_Collected data entries_:
━━━━━━━━━━
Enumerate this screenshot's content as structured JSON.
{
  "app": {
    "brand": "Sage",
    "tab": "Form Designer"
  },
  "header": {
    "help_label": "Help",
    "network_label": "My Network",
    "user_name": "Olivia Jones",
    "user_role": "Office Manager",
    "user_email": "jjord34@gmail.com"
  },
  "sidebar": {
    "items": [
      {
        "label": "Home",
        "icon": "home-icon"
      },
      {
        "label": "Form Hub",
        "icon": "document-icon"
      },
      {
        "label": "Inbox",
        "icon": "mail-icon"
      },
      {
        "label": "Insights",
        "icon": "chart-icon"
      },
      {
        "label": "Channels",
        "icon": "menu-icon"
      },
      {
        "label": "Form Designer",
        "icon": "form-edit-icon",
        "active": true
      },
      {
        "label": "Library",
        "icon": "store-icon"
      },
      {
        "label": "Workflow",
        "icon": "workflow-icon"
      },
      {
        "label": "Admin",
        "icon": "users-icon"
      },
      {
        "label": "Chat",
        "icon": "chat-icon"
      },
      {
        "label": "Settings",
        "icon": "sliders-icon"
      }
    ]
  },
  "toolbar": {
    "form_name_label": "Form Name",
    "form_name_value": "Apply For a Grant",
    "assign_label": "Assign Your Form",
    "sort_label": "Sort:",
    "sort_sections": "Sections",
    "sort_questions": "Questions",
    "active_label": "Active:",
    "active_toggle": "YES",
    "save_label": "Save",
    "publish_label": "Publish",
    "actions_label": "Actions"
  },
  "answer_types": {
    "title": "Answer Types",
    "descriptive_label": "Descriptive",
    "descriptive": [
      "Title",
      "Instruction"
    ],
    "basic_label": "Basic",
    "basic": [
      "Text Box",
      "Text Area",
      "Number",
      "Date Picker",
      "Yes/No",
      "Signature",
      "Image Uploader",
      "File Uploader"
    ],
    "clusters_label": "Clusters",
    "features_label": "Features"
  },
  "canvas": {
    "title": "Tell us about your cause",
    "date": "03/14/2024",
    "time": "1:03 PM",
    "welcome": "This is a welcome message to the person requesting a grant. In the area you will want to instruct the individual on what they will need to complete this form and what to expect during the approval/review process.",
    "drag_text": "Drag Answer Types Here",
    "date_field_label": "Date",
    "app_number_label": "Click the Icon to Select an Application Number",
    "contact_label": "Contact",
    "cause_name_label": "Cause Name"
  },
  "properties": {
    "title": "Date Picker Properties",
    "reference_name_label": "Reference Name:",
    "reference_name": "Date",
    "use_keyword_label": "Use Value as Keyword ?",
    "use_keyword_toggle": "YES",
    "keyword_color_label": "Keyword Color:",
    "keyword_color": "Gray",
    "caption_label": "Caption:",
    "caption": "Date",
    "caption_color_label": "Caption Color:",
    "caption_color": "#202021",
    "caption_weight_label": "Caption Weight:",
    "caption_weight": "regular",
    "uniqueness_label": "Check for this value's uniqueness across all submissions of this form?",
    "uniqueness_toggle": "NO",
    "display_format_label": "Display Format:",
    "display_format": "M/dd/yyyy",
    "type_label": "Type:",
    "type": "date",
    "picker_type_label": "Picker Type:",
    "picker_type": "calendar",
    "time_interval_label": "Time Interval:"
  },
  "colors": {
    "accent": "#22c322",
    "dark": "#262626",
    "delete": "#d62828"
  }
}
━━━━━━━━━━
_PROBLEM TO WORK ON_: Copy out the full set of records precisely, leaving nothing out.

_SOLVED PROBLEM_:
Enumerate this screenshot's content as structured JSON.
{
  "app": {
    "brand": "Sage",
    "tab": "Form Designer"
  },
  "header": {
    "help_label": "Help",
    "network_label": "My Network",
    "user_name": "Olivia Jones",
    "user_role": "Office Manager",
    "user_email": "jjord34@gmail.com"
  },
  "sidebar": {
    "items": [
      {
        "label": "Home",
        "icon": "home-icon"
      },
      {
        "label": "Form Hub",
        "icon": "document-icon"
      },
      {
        "label": "Inbox",
        "icon": "mail-icon"
      },
      {
        "label": "Insights",
        "icon": "chart-icon"
      },
      {
        "label": "Channels",
        "icon": "menu-icon"
      },
      {
        "label": "Form Designer",
        "icon": "form-edit-icon",
        "active": true
      },
      {
        "label": "Library",
        "icon": "store-icon"
      },
      {
        "label": "Workflow",
        "icon": "workflow-icon"
      },
      {
        "label": "Admin",
        "icon": "users-icon"
      },
      {
        "label": "Chat",
        "icon": "chat-icon"
      },
      {
        "label": "Settings",
        "icon": "sliders-icon"
      }
    ]
  },
  "toolbar": {
    "form_name_label": "Form Name",
    "form_name_value": "Apply For a Grant",
    "assign_label": "Assign Your Form",
    "sort_label": "Sort:",
    "sort_sections": "Sections",
    "sort_questions": "Questions",
    "active_label": "Active:",
    "active_toggle": "YES",
    "save_label": "Save",
    "publish_label": "Publish",
    "actions_label": "Actions"
  },
  "answer_types": {
    "title": "Answer Types",
    "descriptive_label": "Descriptive",
    "descriptive": [
      "Title",
      "Instruction"
    ],
    "basic_label": "Basic",
    "basic": [
      "Text Box",
      "Text Area",
      "Number",
      "Date Picker",
      "Yes/No",
      "Signature",
      "Image Uploader",
      "File Uploader"
    ],
    "clusters_label": "Clusters",
    "features_label": "Features"
  },
  "canvas": {
    "title": "Tell us about your cause",
    "date": "03/14/2024",
    "time": "1:03 PM",
    "welcome": "This is a welcome message to the person requesting a grant. In the area you will want to instruct the individual on what they will need to complete this form and what to expect during the approval/review process.",
    "drag_text": "Drag Answer Types Here",
    "date_field_label": "Date",
    "app_number_label": "Click the Icon to Select an Application Number",
    "contact_label": "Contact",
    "cause_name_label": "Cause Name"
  },
  "properties": {
    "title": "Date Picker Properties",
    "reference_name_label": "Reference Name:",
    "reference_name": "Date",
    "use_keyword_label": "Use Value as Keyword ?",
    "use_keyword_toggle": "YES",
    "keyword_color_label": "Keyword Color:",
    "keyword_color": "Gray",
    "caption_label": "Caption:",
    "caption": "Date",
    "caption_color_label": "Caption Color:",
    "caption_color": "#202021",
    "caption_weight_label": "Caption Weight:",
    "caption_weight": "regular",
    "uniqueness_label": "Check for this value's uniqueness across all submissions of this form?",
    "uniqueness_toggle": "NO",
    "display_format_label": "Display Format:",
    "display_format": "M/dd/yyyy",
    "type_label": "Type:",
    "type": "date",
    "picker_type_label": "Picker Type:",
    "picker_type": "calendar",
    "time_interval_label": "Time Interval:"
  },
  "colors": {
    "accent": "#22c322",
    "dark": "#262626",
    "delete": "#d62828"
  }
}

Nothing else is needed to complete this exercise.